::: Input material :::
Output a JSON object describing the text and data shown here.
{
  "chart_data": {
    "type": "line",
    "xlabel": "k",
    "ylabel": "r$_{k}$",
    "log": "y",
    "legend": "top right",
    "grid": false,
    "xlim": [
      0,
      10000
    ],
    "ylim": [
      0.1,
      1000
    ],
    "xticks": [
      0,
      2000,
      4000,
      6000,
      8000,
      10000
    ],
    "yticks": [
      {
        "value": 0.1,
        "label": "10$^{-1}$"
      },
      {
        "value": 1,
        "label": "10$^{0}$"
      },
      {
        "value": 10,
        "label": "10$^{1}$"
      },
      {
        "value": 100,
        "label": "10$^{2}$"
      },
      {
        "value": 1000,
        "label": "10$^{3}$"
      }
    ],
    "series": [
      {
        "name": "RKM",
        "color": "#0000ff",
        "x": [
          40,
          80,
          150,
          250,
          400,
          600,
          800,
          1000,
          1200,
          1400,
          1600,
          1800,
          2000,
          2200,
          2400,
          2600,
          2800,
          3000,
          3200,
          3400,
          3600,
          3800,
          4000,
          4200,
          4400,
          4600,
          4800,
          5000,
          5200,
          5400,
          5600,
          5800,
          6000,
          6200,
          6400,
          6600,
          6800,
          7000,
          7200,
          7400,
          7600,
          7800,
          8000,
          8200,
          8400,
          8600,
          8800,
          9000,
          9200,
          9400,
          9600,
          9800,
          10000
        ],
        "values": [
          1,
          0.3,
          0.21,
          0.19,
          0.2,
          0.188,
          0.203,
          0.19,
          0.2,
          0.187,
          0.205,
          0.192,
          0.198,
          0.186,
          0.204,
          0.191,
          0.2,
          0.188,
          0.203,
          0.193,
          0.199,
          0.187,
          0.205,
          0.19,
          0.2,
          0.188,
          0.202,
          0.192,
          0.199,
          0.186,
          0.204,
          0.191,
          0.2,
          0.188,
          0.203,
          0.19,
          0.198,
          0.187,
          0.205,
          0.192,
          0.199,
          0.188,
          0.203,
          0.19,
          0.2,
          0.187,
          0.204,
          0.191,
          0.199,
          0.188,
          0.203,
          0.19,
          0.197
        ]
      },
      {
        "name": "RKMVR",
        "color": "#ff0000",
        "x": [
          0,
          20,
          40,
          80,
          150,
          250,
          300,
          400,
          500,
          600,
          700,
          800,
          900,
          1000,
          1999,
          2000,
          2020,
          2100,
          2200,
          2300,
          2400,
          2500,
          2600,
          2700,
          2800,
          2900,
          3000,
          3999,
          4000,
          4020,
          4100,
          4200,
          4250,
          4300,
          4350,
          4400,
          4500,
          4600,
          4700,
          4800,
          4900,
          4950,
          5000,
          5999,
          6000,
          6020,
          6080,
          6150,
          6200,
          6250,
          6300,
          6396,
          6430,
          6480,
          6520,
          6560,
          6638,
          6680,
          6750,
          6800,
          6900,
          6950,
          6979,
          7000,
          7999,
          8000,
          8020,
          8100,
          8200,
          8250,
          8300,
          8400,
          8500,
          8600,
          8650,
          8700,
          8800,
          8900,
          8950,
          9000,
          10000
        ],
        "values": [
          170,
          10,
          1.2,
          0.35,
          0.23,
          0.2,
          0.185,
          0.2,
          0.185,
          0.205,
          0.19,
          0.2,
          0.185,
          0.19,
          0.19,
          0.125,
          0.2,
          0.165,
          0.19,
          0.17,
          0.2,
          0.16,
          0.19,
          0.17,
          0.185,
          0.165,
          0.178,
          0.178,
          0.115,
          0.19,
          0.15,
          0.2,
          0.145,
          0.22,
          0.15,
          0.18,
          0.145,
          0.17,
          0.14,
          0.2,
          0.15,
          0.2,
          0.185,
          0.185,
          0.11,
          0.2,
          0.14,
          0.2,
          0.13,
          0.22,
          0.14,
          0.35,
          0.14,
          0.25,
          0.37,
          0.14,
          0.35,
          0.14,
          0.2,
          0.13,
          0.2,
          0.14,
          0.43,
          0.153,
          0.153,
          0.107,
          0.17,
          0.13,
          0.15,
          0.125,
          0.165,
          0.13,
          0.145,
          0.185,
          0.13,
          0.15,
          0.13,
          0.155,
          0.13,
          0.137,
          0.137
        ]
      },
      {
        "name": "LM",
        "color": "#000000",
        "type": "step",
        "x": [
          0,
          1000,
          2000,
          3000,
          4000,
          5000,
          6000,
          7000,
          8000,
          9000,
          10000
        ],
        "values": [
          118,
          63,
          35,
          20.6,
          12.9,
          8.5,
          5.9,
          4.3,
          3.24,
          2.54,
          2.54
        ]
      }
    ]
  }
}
:::
- [Work required]: Show every line of the records above that contains the word "color".

- [Written solution]:
        "color": "#0000ff",
        "color": "#ff0000",
        "color": "#000000",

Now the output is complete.